> **What is needed**: Output every line of the data exactly as it appears.

━━━ Dataset entries

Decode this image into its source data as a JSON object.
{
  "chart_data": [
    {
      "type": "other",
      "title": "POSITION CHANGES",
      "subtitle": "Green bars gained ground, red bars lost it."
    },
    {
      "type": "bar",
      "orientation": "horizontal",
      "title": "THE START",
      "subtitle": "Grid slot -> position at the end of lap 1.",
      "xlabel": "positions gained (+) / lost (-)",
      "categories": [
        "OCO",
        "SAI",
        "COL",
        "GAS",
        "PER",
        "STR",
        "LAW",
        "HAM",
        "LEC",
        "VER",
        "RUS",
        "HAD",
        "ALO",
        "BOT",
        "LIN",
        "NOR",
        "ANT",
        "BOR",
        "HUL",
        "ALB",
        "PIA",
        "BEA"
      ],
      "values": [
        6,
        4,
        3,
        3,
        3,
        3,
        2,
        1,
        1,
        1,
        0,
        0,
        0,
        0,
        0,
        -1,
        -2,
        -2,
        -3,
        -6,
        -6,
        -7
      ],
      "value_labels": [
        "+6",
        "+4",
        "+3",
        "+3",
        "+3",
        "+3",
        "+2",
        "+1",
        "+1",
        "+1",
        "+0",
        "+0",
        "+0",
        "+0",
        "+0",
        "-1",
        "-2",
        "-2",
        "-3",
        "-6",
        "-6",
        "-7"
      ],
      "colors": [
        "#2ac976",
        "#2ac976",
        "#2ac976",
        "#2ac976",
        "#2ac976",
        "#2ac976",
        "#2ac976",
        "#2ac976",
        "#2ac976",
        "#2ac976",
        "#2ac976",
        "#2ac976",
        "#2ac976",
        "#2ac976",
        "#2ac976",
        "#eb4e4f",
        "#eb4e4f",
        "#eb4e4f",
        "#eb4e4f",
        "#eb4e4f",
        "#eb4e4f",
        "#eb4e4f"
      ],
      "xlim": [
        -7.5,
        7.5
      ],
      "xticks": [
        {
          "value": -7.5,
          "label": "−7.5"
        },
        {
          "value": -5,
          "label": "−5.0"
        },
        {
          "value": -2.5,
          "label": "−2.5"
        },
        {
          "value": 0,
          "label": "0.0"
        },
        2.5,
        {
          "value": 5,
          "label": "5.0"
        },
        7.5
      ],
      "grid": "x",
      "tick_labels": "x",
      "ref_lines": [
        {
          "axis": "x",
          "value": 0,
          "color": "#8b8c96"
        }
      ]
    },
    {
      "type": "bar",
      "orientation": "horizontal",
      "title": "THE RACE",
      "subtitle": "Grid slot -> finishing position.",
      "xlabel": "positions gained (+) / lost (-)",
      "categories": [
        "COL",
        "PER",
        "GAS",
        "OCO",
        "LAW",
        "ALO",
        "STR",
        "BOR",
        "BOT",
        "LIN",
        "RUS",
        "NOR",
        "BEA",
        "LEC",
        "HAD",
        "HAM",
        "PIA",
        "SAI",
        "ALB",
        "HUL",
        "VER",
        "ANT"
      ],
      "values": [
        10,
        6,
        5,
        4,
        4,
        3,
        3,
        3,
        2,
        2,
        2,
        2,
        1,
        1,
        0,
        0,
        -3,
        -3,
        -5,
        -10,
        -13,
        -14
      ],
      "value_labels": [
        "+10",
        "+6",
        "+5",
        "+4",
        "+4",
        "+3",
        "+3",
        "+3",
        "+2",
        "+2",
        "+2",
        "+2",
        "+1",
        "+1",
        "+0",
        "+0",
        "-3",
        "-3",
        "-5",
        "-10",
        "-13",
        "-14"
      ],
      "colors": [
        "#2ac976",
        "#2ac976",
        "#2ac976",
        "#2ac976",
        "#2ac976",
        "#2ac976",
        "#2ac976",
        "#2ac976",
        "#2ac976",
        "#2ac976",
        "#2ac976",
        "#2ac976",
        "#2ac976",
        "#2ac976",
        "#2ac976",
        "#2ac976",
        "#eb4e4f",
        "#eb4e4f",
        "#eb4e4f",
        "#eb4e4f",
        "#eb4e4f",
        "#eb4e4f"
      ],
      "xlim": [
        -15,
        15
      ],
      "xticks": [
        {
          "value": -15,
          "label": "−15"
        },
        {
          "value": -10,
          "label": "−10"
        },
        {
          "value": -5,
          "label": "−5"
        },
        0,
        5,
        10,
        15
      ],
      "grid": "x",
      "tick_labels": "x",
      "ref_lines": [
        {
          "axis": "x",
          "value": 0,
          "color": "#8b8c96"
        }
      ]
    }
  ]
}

━━━━━━

> **Solution**:
Decode this image into its source data as a JSON object.
{
  "chart_data": [
    {
      "type": "other",
      "title": "POSITION CHANGES",
      "subtitle": "Green bars gained ground, red bars lost it."
    },
    {
      "type": "bar",
      "orientation": "horizontal",
      "title": "THE START",
      "subtitle": "Grid slot -> position at the end of lap 1.",
      "xlabel": "positions gained (+) / lost (-)",
      "categories": [
        "OCO",
        "SAI",
        "COL",
        "GAS",
        "PER",
        "STR",
        "LAW",
        "HAM",
        "LEC",
        "VER",
        "RUS",
        "HAD",
        "ALO",
        "BOT",
        "LIN",
        "NOR",
        "ANT",
        "BOR",
        "HUL",
        "ALB",
        "PIA",
        "BEA"
      ],
      "values": [
        6,
        4,
        3,
        3,
        3,
        3,
        2,
        1,
        1,
        1,
        0,
        0,
        0,
        0,
        0,
        -1,
        -2,
        -2,
        -3,
        -6,
        -6,
        -7
      ],
      "value_labels": [
        "+6",
        "+4",
        "+3",
        "+3",
        "+3",
        "+3",
        "+2",
        "+1",
        "+1",
        "+1",
        "+0",
        "+0",
        "+0",
        "+0",
        "+0",
        "-1",
        "-2",
        "-2",
        "-3",
        "-6",
        "-6",
        "-7"
      ],
      "colors": [
        "#2ac976",
        "#2ac976",
        "#2ac976",
        "#2ac976",
        "#2ac976",
        "#2ac976",
        "#2ac976",
        "#2ac976",
        "#2ac976",
        "#2ac976",
        "#2ac976",
        "#2ac976",
        "#2ac976",
        "#2ac976",
        "#2ac976",
        "#eb4e4f",
        "#eb4e4f",
        "#eb4e4f",
        "#eb4e4f",
        "#eb4e4f",
        "#eb4e4f",
        "#eb4e4f"
      ],
      "xlim": [
        -7.5,
        7.5
      ],
      "xticks": [
        {
          "value": -7.5,
          "label": "−7.5"
        },
        {
          "value": -5,
          "label": "−5.0"
        },
        {
          "value": -2.5,
          "label": "−2.5"
        },
        {
          "value": 0,
          "label": "0.0"
        },
        2.5,
        {
          "value": 5,
          "label": "5.0"
        },
        7.5
      ],
      "grid": "x",
      "tick_labels": "x",
      "ref_lines": [
        {
          "axis": "x",
          "value": 0,
          "color": "#8b8c96"
        }
      ]
    },
    {
      "type": "bar",
      "orientation": "horizontal",
      "title": "THE RACE",
      "subtitle": "Grid slot -> finishing position.",
      "xlabel": "positions gained (+) / lost (-)",
      "categories": [
        "COL",
        "PER",
        "GAS",
        "OCO",
        "LAW",
        "ALO",
        "STR",
        "BOR",
        "BOT",
        "LIN",
        "RUS",
        "NOR",
        "BEA",
        "LEC",
        "HAD",
        "HAM",
        "PIA",
        "SAI",
        "ALB",
        "HUL",
        "VER",
        "ANT"
      ],
      "values": [
        10,
        6,
        5,
        4,
        4,
        3,
        3,
        3,
        2,
        2,
        2,
        2,
        1,
        1,
        0,
        0,
        -3,
        -3,
        -5,
        -10,
        -13,
        -14
      ],
      "value_labels": [
        "+10",
        "+6",
        "+5",
        "+4",
        "+4",
        "+3",
        "+3",
        "+3",
        "+2",
        "+2",
        "+2",
        "+2",
        "+1",
        "+1",
        "+0",
        "+0",
        "-3",
        "-3",
        "-5",
        "-10",
        "-13",
        "-14"
      ],
      "colors": [
        "#2ac976",
        "#2ac976",
        "#2ac976",
        "#2ac976",
        "#2ac976",
        "#2ac976",
        "#2ac976",
        "#2ac976",
        "#2ac976",
        "#2ac976",
        "#2ac976",
        "#2ac976",
        "#2ac976",
        "#2ac976",
        "#2ac976",
        "#2ac976",
        "#eb4e4f",
        "#eb4e4f",
        "#eb4e4f",
        "#eb4e4f",
        "#eb4e4f",
        "#eb4e4f"
      ],
      "xlim": [
        -15,
        15
      ],
      "xticks": [
        {
          "value": -15,
          "label": "−15"
        },
        {
          "value": -10,
          "label": "−10"
        },
        {
          "value": -5,
          "label": "−5"
        },
        0,
        5,
        10,
        15
      ],
      "grid": "x",
      "tick_labels": "x",
      "ref_lines": [
        {
          "axis": "x",
          "value": 0,
          "color": "#8b8c96"
        }
      ]
    }
  ]
}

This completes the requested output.